:: Input data

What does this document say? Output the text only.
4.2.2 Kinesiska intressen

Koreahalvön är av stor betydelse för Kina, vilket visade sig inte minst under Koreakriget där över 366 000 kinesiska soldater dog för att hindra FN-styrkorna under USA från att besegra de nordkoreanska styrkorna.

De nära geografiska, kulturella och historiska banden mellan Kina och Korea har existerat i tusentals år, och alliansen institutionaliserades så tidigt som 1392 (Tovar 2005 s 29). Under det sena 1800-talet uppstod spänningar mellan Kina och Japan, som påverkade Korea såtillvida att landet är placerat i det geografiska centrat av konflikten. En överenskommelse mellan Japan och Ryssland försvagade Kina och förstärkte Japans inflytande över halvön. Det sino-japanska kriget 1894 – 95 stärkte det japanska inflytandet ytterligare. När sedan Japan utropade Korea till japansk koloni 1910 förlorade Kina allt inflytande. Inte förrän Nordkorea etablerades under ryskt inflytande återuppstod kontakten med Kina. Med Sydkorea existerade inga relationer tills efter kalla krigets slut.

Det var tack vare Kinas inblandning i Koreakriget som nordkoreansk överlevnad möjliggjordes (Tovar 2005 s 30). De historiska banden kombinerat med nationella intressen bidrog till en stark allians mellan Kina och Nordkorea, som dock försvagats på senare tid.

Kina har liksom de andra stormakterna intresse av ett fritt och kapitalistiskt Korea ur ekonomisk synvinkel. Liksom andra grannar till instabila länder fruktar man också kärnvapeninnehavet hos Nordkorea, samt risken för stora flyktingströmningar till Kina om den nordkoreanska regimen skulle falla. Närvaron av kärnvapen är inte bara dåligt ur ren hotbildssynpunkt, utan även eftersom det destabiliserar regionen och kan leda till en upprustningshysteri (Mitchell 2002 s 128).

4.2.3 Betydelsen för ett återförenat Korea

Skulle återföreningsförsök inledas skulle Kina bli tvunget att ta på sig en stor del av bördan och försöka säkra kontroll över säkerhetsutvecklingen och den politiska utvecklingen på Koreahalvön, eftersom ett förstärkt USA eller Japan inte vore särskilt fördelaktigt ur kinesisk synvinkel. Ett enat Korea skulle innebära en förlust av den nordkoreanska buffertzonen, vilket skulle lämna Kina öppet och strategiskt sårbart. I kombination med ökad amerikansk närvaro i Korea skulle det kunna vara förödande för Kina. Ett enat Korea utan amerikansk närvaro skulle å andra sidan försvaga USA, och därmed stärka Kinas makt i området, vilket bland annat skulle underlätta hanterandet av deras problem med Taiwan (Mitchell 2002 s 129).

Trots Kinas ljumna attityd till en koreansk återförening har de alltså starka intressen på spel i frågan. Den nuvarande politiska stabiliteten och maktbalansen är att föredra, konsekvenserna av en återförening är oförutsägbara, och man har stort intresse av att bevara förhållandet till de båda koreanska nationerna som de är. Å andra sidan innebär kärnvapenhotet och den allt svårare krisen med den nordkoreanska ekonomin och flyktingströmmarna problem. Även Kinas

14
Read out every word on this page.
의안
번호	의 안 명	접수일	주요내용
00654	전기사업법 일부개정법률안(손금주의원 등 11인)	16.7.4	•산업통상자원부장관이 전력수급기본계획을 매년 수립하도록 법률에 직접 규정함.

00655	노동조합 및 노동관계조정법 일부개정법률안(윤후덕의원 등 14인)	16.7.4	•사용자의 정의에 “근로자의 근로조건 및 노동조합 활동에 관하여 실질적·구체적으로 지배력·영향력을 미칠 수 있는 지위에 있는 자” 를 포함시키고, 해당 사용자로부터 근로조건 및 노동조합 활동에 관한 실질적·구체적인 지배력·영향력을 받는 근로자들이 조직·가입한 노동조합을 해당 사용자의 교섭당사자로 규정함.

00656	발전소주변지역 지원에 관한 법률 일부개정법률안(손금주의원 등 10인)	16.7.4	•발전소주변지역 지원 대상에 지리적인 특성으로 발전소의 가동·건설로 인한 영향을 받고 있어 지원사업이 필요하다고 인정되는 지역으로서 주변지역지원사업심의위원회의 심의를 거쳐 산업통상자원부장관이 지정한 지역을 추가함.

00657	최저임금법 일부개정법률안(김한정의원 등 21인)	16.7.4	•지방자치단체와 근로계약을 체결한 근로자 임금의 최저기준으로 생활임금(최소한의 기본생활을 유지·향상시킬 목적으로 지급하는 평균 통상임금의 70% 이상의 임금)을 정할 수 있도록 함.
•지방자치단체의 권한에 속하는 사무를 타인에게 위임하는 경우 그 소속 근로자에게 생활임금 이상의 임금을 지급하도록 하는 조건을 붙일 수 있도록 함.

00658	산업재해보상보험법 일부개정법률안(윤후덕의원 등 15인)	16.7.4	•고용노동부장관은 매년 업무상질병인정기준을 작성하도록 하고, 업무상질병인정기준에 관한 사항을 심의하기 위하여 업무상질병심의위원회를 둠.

::::
:: Input data

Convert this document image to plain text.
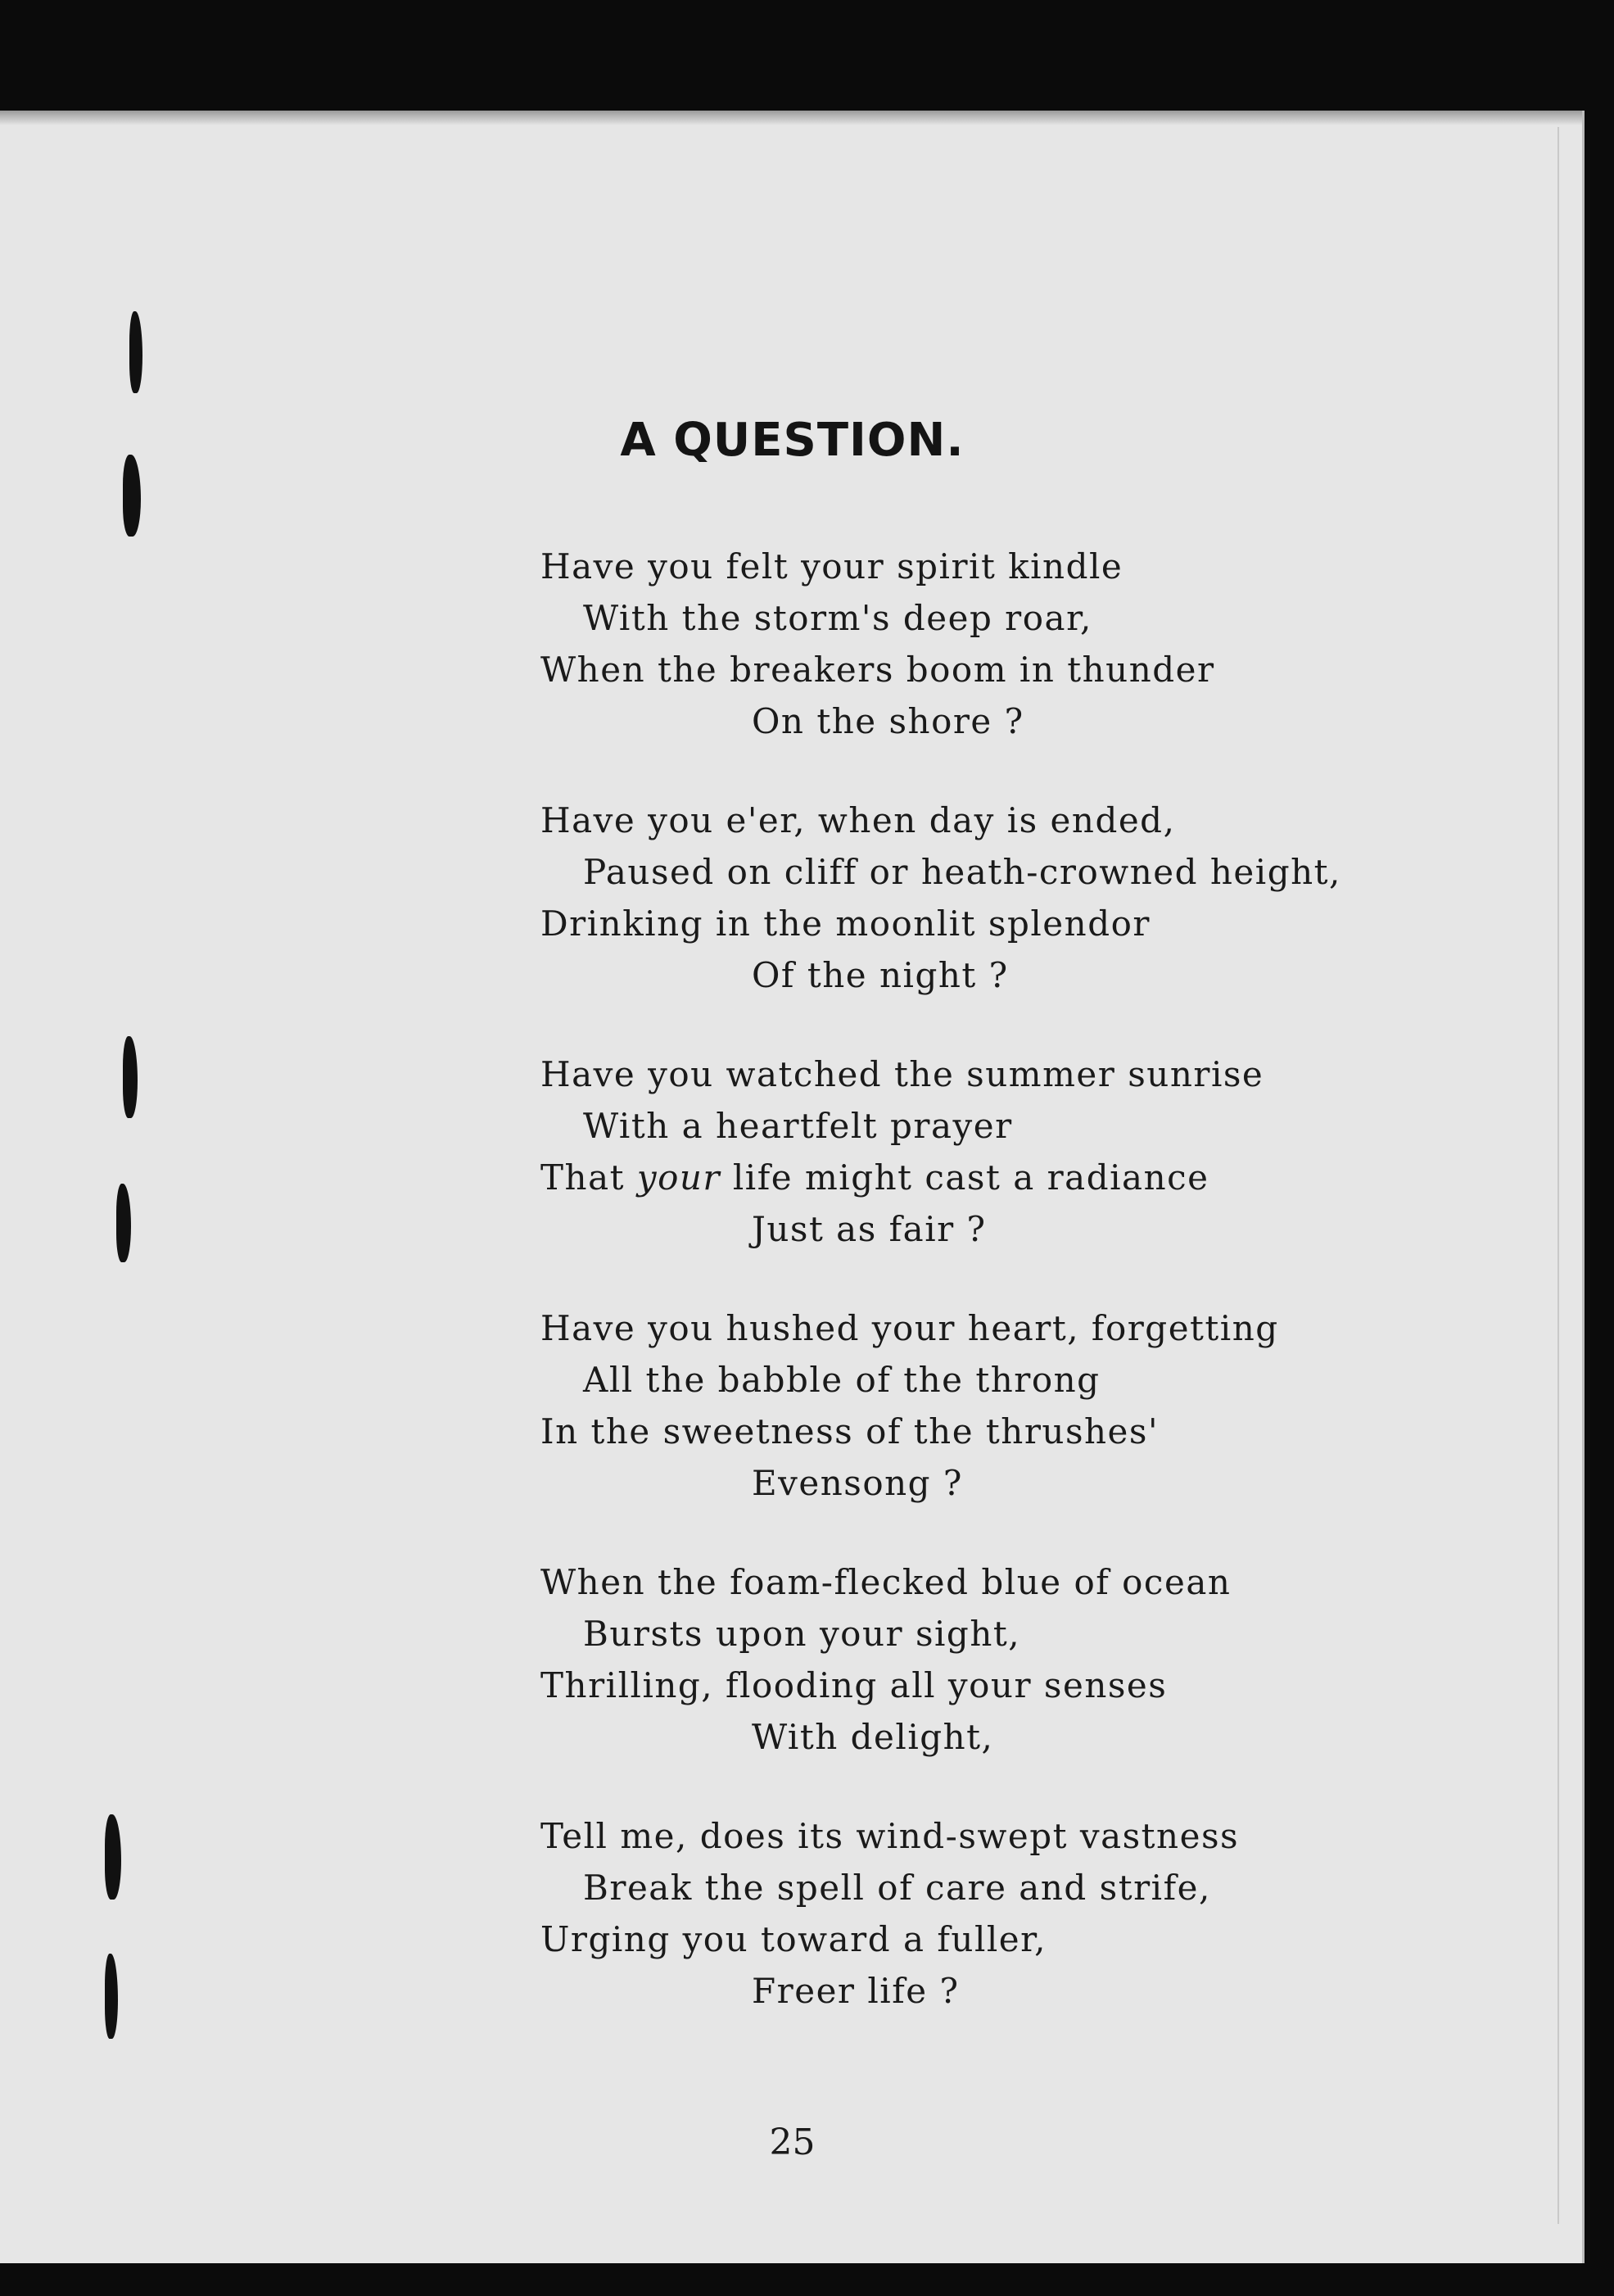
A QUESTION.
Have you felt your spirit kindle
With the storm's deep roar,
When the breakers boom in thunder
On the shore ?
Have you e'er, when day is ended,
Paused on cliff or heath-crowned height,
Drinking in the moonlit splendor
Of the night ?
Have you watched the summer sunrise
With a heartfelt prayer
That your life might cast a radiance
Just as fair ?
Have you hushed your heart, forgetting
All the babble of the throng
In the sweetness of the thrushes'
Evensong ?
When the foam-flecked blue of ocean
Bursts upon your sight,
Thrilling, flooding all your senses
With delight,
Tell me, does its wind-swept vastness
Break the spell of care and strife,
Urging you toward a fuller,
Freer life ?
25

::::

Task details: Show every line above in which the word "손금주의원" occurs.

Written reply:
00654	전기사업법 일부개정법률안(손금주의원 등 11인)	16.7.4	•산업통상자원부장관이 전력수급기본계획을 매년 수립하도록 법률에 직접 규정함.
00656	발전소주변지역 지원에 관한 법률 일부개정법률안(손금주의원 등 10인)	16.7.4	•발전소주변지역 지원 대상에 지리적인 특성으로 발전소의 가동·건설로 인한 영향을 받고 있어 지원사업이 필요하다고 인정되는 지역으로서 주변지역지원사업심의위원회의 심의를 거쳐 산업통상자원부장관이 지정한 지역을 추가함.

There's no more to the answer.